* [What the exercise asks]
Find how many lines in the material contain "Peak"; your answer should be that number alone.
++++ Given records ++++
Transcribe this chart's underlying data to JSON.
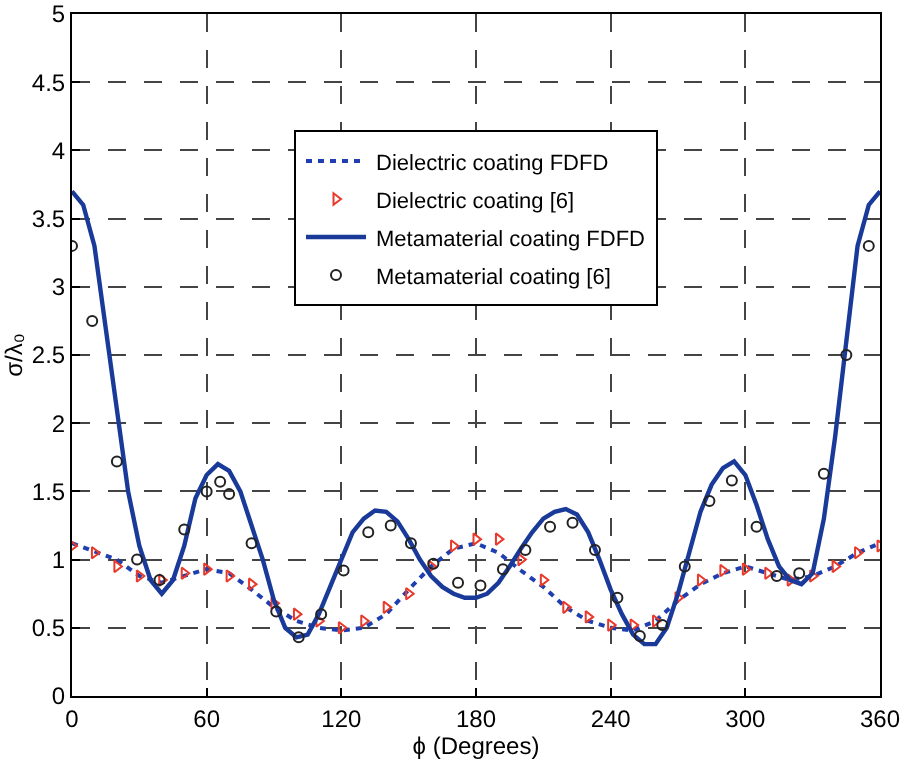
{
  "chart_data": {
    "type": "line",
    "xlabel": "ϕ (Degrees)",
    "ylabel": "σ/λ₀",
    "xlim": [
      0,
      360
    ],
    "xticks": [
      0,
      60,
      120,
      180,
      240,
      300,
      360
    ],
    "ylim": [
      0,
      5
    ],
    "yticks": [
      0,
      0.5,
      1,
      1.5,
      2,
      2.5,
      3,
      3.5,
      4,
      4.5,
      5
    ],
    "grid": true,
    "legend": "top",
    "series": [
      {
        "name": "Dielectric coating FDFD",
        "color": "#1f3fb0",
        "line_style": "dotted",
        "marker": "none",
        "x": [
          0,
          10,
          20,
          30,
          40,
          50,
          60,
          70,
          80,
          90,
          100,
          110,
          120,
          130,
          140,
          150,
          160,
          170,
          180,
          190,
          200,
          210,
          220,
          230,
          240,
          250,
          260,
          270,
          280,
          290,
          300,
          310,
          320,
          330,
          340,
          350,
          360
        ],
        "values": [
          1.12,
          1.06,
          1.0,
          0.88,
          0.83,
          0.88,
          0.93,
          0.9,
          0.78,
          0.65,
          0.55,
          0.5,
          0.48,
          0.5,
          0.6,
          0.78,
          0.95,
          1.08,
          1.12,
          1.05,
          0.92,
          0.8,
          0.65,
          0.55,
          0.5,
          0.48,
          0.55,
          0.7,
          0.82,
          0.9,
          0.95,
          0.9,
          0.85,
          0.88,
          0.95,
          1.05,
          1.12
        ]
      },
      {
        "name": "Dielectric coating [6]",
        "type": "scatter",
        "color": "#e8392a",
        "marker": "triangle",
        "x": [
          0,
          10,
          20,
          30,
          40,
          50,
          60,
          70,
          80,
          90,
          100,
          110,
          120,
          130,
          140,
          150,
          160,
          170,
          180,
          190,
          200,
          210,
          220,
          230,
          240,
          250,
          260,
          270,
          280,
          290,
          300,
          310,
          320,
          330,
          340,
          350,
          360
        ],
        "values": [
          1.1,
          1.05,
          0.95,
          0.88,
          0.85,
          0.9,
          0.93,
          0.88,
          0.82,
          0.68,
          0.6,
          0.55,
          0.5,
          0.55,
          0.65,
          0.75,
          0.95,
          1.1,
          1.15,
          1.15,
          1.0,
          0.85,
          0.65,
          0.58,
          0.52,
          0.52,
          0.55,
          0.72,
          0.85,
          0.92,
          0.93,
          0.9,
          0.85,
          0.88,
          0.95,
          1.05,
          1.1
        ]
      },
      {
        "name": "Metamaterial coating FDFD",
        "color": "#1a3a9a",
        "line_style": "solid",
        "marker": "none",
        "x": [
          0,
          5,
          10,
          15,
          20,
          25,
          30,
          35,
          40,
          45,
          50,
          55,
          60,
          65,
          70,
          75,
          80,
          85,
          90,
          95,
          100,
          105,
          110,
          115,
          120,
          125,
          130,
          135,
          140,
          145,
          150,
          155,
          160,
          165,
          170,
          175,
          180,
          185,
          190,
          195,
          200,
          205,
          210,
          215,
          220,
          225,
          230,
          235,
          240,
          245,
          250,
          255,
          260,
          265,
          270,
          275,
          280,
          285,
          290,
          295,
          300,
          305,
          310,
          315,
          320,
          325,
          330,
          335,
          340,
          345,
          350,
          355,
          360
        ],
        "values": [
          3.7,
          3.6,
          3.3,
          2.7,
          2.1,
          1.5,
          1.1,
          0.85,
          0.75,
          0.85,
          1.1,
          1.45,
          1.62,
          1.7,
          1.65,
          1.5,
          1.25,
          1.0,
          0.7,
          0.5,
          0.43,
          0.45,
          0.6,
          0.8,
          1.0,
          1.2,
          1.3,
          1.36,
          1.35,
          1.28,
          1.15,
          1.0,
          0.88,
          0.8,
          0.75,
          0.72,
          0.72,
          0.75,
          0.83,
          0.95,
          1.08,
          1.2,
          1.3,
          1.35,
          1.37,
          1.33,
          1.2,
          1.0,
          0.78,
          0.6,
          0.45,
          0.38,
          0.38,
          0.5,
          0.75,
          1.05,
          1.35,
          1.55,
          1.67,
          1.72,
          1.62,
          1.4,
          1.15,
          0.95,
          0.85,
          0.82,
          0.9,
          1.3,
          1.9,
          2.6,
          3.3,
          3.6,
          3.7
        ]
      },
      {
        "name": "Metamaterial coating [6]",
        "type": "scatter",
        "color": "#222222",
        "marker": "circle",
        "x": [
          0,
          9,
          20,
          29,
          39,
          50,
          60,
          66,
          70,
          80,
          91,
          101,
          111,
          121,
          132,
          142,
          151,
          161,
          172,
          182,
          192,
          202,
          213,
          223,
          233,
          243,
          253,
          263,
          273,
          284,
          294,
          305,
          314,
          324,
          335,
          345,
          355
        ],
        "values": [
          3.3,
          2.75,
          1.72,
          1.0,
          0.85,
          1.22,
          1.5,
          1.57,
          1.48,
          1.12,
          0.62,
          0.43,
          0.6,
          0.92,
          1.2,
          1.25,
          1.12,
          0.97,
          0.83,
          0.81,
          0.93,
          1.07,
          1.24,
          1.27,
          1.07,
          0.72,
          0.44,
          0.52,
          0.95,
          1.43,
          1.58,
          1.24,
          0.88,
          0.9,
          1.63,
          2.5,
          3.3
        ]
      }
    ]
  }
}
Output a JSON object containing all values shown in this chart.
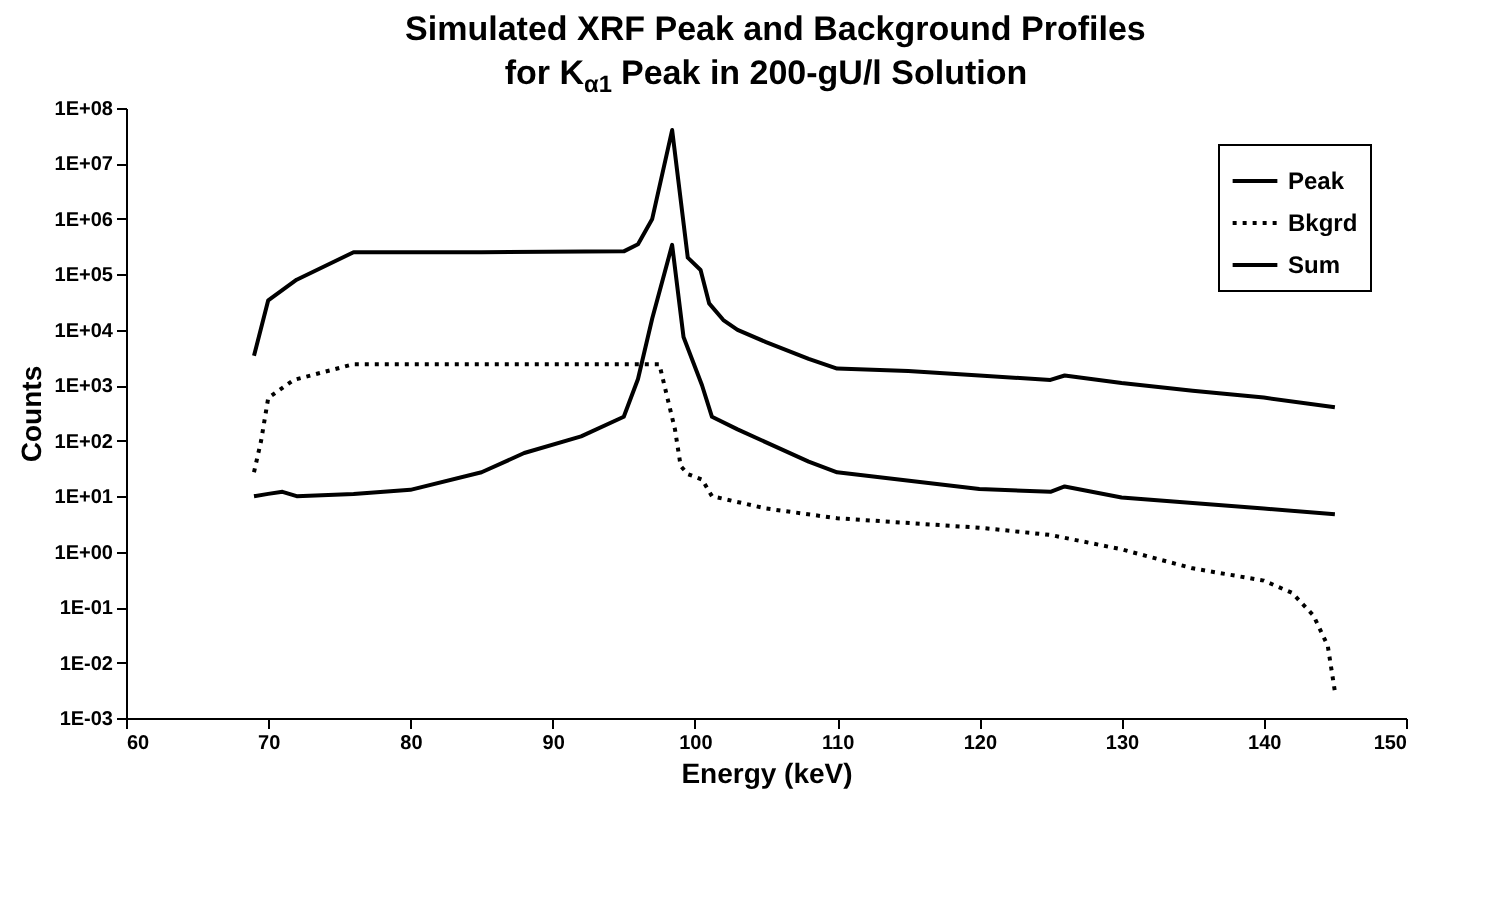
{
  "chart_data": {
    "type": "line",
    "title": [
      "Simulated XRF Peak and Background Profiles",
      "for K$_{α1}$ Peak in 200-gU/l Solution"
    ],
    "xlabel": "Energy (keV)",
    "ylabel": "Counts",
    "log": "y",
    "grid": false,
    "legend": "top right",
    "marker": "none",
    "xlim": [
      60,
      150
    ],
    "xticks": [
      60,
      70,
      80,
      90,
      100,
      110,
      120,
      130,
      140,
      150
    ],
    "ylim": [
      0.001,
      100000000
    ],
    "yticks": [
      {
        "value": 0.001,
        "label": "1E-03"
      },
      {
        "value": 0.01,
        "label": "1E-02"
      },
      {
        "value": 0.1,
        "label": "1E-01"
      },
      {
        "value": 1,
        "label": "1E+00"
      },
      {
        "value": 10,
        "label": "1E+01"
      },
      {
        "value": 100,
        "label": "1E+02"
      },
      {
        "value": 1000,
        "label": "1E+03"
      },
      {
        "value": 10000,
        "label": "1E+04"
      },
      {
        "value": 100000,
        "label": "1E+05"
      },
      {
        "value": 1000000,
        "label": "1E+06"
      },
      {
        "value": 10000000,
        "label": "1E+07"
      },
      {
        "value": 100000000,
        "label": "1E+08"
      }
    ],
    "series": [
      {
        "name": "Peak",
        "color": "#000000",
        "line_style": "solid",
        "x": [
          69,
          70,
          71,
          72,
          76,
          80,
          85,
          88,
          92,
          95,
          96,
          97,
          98.4,
          99.2,
          100.5,
          101.2,
          103,
          108,
          110,
          120,
          125,
          126,
          130,
          135,
          140,
          145
        ],
        "values": [
          10,
          11,
          12,
          10,
          11,
          13,
          27,
          60,
          120,
          270,
          1300,
          16000,
          340000,
          7400,
          1000,
          270,
          160,
          42,
          27,
          13.5,
          12,
          15,
          9.5,
          7.5,
          6,
          4.7
        ]
      },
      {
        "name": "Bkgrd",
        "color": "#000000",
        "line_style": "dotted",
        "x": [
          69,
          69.5,
          70,
          71.8,
          76,
          90,
          97.5,
          98.6,
          99,
          99.5,
          100.5,
          101.2,
          105,
          110,
          120,
          125,
          130,
          135,
          140,
          142,
          143.5,
          144.5,
          145
        ],
        "values": [
          27,
          100,
          590,
          1250,
          2400,
          2400,
          2400,
          160,
          35,
          25,
          20,
          10,
          6,
          4,
          2.7,
          2,
          1.1,
          0.5,
          0.3,
          0.18,
          0.07,
          0.02,
          0.003
        ]
      },
      {
        "name": "Sum",
        "color": "#000000",
        "line_style": "solid",
        "x": [
          69,
          70,
          72,
          76,
          85,
          95,
          96,
          97,
          98.4,
          99.5,
          100.4,
          101,
          102,
          103,
          105,
          108,
          110,
          115,
          120,
          125,
          126,
          130,
          135,
          140,
          145
        ],
        "values": [
          3400,
          34000,
          80000,
          250000,
          250000,
          260000,
          350000,
          1000000,
          40000000,
          200000,
          120000,
          30000,
          15000,
          10000,
          6000,
          3000,
          2000,
          1800,
          1500,
          1250,
          1500,
          1100,
          800,
          600,
          400
        ]
      }
    ]
  }
}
++++
* [Completed exercise]
3